┌─ RECORD SET
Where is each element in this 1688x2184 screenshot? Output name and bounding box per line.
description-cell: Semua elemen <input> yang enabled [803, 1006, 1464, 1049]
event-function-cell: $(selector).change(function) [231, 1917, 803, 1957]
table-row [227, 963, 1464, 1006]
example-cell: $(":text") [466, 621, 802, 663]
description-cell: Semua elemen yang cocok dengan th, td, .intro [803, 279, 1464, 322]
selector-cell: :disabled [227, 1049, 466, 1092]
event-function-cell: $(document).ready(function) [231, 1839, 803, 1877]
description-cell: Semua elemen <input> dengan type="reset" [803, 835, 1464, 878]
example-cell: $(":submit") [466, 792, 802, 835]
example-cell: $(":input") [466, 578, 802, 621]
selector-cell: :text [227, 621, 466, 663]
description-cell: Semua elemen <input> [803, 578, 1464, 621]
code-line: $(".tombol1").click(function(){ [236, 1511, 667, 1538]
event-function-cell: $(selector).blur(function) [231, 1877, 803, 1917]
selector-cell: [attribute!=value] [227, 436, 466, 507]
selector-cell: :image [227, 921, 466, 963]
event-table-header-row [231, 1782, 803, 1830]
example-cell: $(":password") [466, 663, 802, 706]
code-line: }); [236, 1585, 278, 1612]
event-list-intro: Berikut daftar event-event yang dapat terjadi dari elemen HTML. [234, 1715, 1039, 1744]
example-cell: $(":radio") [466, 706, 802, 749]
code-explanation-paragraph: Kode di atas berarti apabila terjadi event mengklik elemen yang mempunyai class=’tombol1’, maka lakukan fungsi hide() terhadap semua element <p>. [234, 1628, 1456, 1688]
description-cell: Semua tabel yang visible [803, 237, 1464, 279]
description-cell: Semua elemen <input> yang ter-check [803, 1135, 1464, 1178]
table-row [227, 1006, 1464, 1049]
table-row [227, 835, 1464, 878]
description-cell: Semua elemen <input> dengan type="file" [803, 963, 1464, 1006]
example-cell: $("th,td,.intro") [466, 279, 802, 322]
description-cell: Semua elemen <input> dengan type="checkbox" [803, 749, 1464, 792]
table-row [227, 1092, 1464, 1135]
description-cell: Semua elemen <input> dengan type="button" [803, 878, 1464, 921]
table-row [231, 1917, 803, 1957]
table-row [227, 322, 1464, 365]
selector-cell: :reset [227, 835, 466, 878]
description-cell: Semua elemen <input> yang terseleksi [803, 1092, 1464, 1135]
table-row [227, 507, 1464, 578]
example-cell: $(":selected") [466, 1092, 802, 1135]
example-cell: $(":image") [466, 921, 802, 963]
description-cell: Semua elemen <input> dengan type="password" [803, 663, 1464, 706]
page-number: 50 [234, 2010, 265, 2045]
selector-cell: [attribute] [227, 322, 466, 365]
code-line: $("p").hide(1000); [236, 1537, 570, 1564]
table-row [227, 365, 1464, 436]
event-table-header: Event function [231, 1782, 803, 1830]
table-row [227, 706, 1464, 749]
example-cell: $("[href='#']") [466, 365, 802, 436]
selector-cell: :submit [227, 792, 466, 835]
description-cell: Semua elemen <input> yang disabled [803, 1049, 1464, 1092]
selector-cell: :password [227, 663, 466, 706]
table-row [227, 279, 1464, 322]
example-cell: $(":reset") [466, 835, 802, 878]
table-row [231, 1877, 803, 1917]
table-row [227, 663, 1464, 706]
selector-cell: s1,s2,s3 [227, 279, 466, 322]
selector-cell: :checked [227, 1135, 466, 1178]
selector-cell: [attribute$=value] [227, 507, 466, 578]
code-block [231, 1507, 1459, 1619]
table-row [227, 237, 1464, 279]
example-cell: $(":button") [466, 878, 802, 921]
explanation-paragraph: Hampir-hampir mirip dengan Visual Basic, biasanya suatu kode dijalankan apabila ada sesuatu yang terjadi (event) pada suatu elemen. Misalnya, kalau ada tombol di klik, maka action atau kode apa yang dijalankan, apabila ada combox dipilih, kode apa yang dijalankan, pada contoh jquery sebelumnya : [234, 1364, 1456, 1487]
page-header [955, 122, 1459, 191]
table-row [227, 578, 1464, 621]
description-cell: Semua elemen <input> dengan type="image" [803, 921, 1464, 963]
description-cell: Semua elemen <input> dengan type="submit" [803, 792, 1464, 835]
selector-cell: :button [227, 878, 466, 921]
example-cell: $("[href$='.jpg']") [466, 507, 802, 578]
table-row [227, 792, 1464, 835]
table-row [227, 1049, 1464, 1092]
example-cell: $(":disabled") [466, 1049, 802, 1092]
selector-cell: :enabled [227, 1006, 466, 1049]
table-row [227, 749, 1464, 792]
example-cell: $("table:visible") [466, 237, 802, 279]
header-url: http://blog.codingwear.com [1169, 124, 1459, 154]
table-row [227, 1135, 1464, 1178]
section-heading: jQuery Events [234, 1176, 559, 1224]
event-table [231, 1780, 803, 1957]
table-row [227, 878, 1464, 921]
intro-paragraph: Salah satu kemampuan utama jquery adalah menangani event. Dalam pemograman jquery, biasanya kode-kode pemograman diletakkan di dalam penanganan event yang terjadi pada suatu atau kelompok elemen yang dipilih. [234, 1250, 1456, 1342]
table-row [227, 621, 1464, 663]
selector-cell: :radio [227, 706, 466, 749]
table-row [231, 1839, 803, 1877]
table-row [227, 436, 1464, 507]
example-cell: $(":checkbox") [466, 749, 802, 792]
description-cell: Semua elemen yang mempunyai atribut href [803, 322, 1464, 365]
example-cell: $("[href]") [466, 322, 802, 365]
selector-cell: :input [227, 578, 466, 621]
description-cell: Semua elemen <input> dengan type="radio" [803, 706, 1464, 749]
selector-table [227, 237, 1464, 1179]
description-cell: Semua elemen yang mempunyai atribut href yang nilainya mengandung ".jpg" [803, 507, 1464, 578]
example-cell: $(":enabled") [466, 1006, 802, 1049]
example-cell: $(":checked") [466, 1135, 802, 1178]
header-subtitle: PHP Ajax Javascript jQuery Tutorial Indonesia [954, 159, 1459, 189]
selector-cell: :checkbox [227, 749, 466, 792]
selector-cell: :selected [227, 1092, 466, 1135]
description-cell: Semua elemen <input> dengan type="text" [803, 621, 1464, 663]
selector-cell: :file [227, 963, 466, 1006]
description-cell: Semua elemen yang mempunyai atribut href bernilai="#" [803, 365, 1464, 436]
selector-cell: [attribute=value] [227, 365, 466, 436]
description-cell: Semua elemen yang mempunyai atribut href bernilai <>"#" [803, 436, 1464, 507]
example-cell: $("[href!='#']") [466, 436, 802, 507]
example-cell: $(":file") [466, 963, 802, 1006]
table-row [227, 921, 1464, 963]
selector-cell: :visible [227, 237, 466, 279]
└─
(AIM)
Pick out every line of the listing above that contains the string "header".

(EXERCISE RESULT)
event-table-header-row [231, 1782, 803, 1830]
event-table-header: Event function [231, 1782, 803, 1830]
page-header [955, 122, 1459, 191]
header-url: http://blog.codingwear.com [1169, 124, 1459, 154]
header-subtitle: PHP Ajax Javascript jQuery Tutorial Indonesia [954, 159, 1459, 189]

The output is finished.